Problem details: Search the data for the word "HERUNTERLADEN" and copy every line that contains it.
** Start of Records shown **
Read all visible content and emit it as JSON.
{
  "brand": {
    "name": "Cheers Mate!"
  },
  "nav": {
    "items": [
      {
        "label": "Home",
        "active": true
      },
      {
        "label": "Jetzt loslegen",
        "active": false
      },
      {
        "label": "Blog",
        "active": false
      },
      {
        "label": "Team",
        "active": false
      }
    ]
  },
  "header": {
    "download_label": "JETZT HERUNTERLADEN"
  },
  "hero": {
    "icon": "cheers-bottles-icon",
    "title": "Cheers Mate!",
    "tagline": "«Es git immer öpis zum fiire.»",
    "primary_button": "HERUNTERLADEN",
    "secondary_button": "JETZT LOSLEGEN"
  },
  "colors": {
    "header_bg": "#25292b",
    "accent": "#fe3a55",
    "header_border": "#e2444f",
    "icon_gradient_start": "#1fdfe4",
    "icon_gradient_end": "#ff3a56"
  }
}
** End of Records shown **
Correct result:
    "download_label": "JETZT HERUNTERLADEN"
    "primary_button": "HERUNTERLADEN",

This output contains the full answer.